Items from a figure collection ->
::::::

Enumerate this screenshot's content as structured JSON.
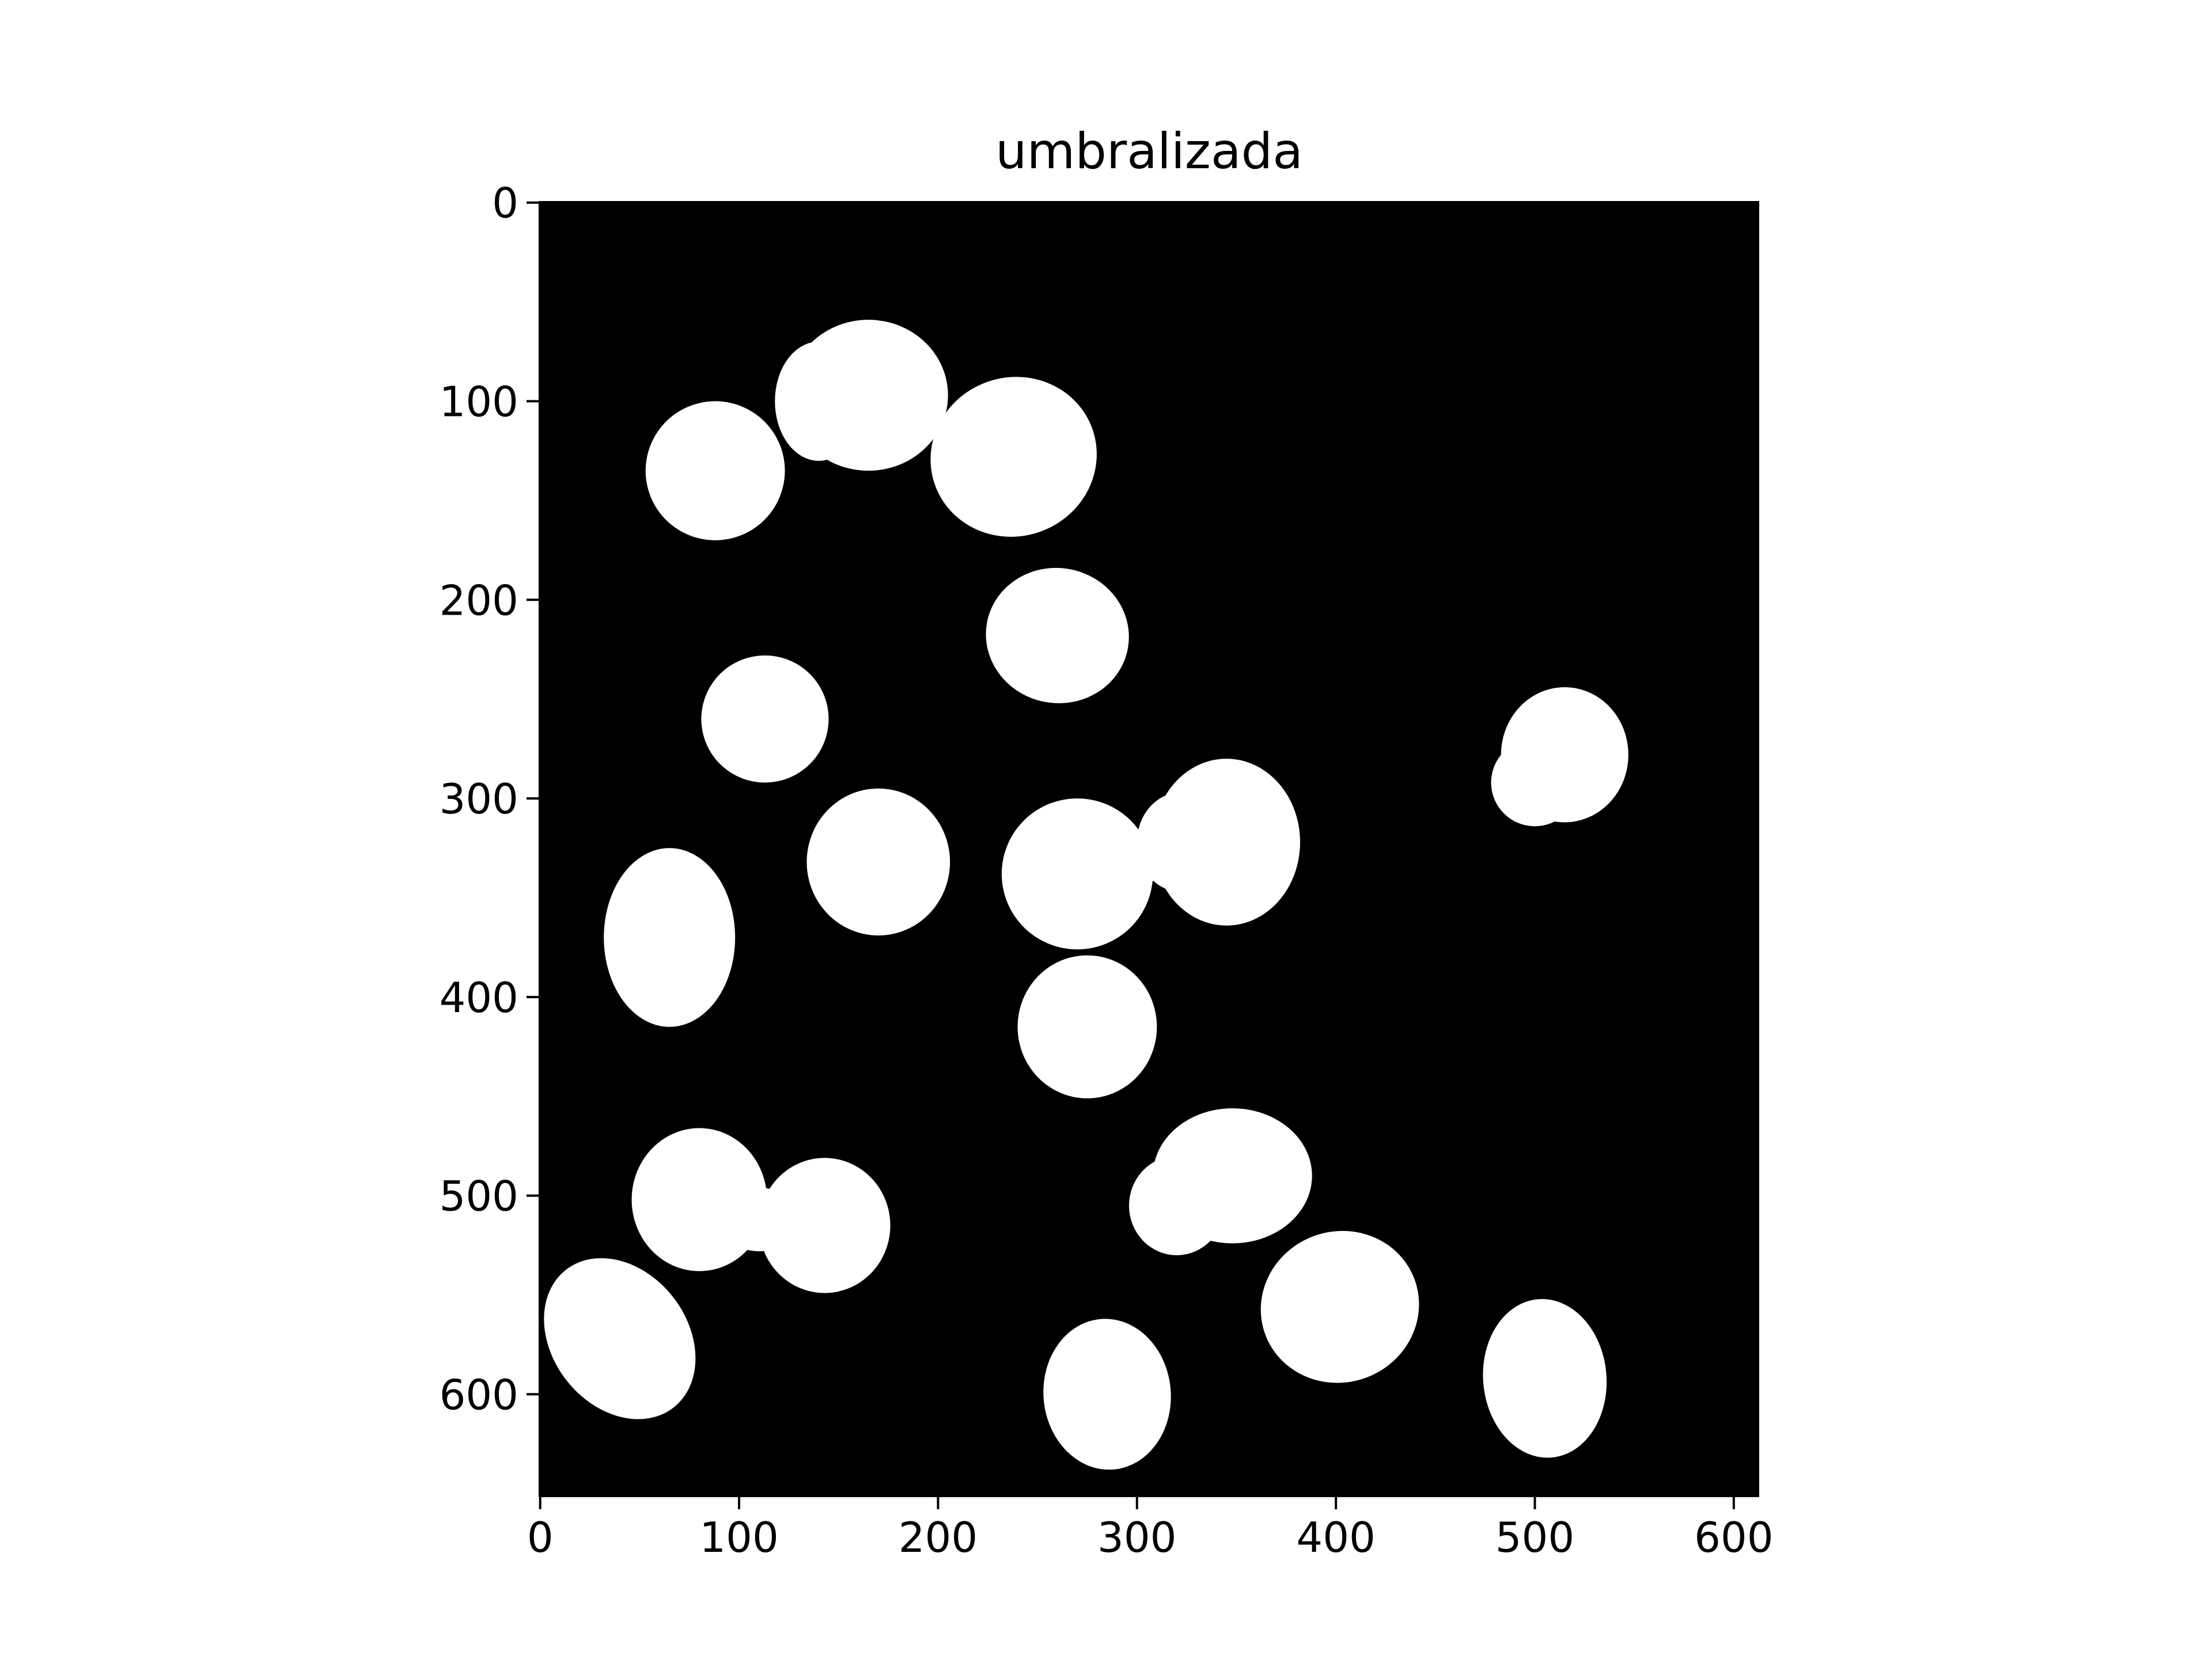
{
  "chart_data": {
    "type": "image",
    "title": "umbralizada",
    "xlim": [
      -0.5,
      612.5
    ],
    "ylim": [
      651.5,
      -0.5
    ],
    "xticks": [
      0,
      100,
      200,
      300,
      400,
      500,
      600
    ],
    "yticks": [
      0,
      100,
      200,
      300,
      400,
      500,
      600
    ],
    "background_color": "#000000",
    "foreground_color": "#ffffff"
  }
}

::::::

TASK STATEMENT -> Pictures excluded, quote all the data above exactly.

SOLUTION TO THIS TASK ->
Enumerate this screenshot's content as structured JSON.
{
  "chart_data": {
    "type": "image",
    "title": "umbralizada",
    "xlim": [
      -0.5,
      612.5
    ],
    "ylim": [
      651.5,
      -0.5
    ],
    "xticks": [
      0,
      100,
      200,
      300,
      400,
      500,
      600
    ],
    "yticks": [
      0,
      100,
      200,
      300,
      400,
      500,
      600
    ],
    "background_color": "#000000",
    "foreground_color": "#ffffff"
  }
}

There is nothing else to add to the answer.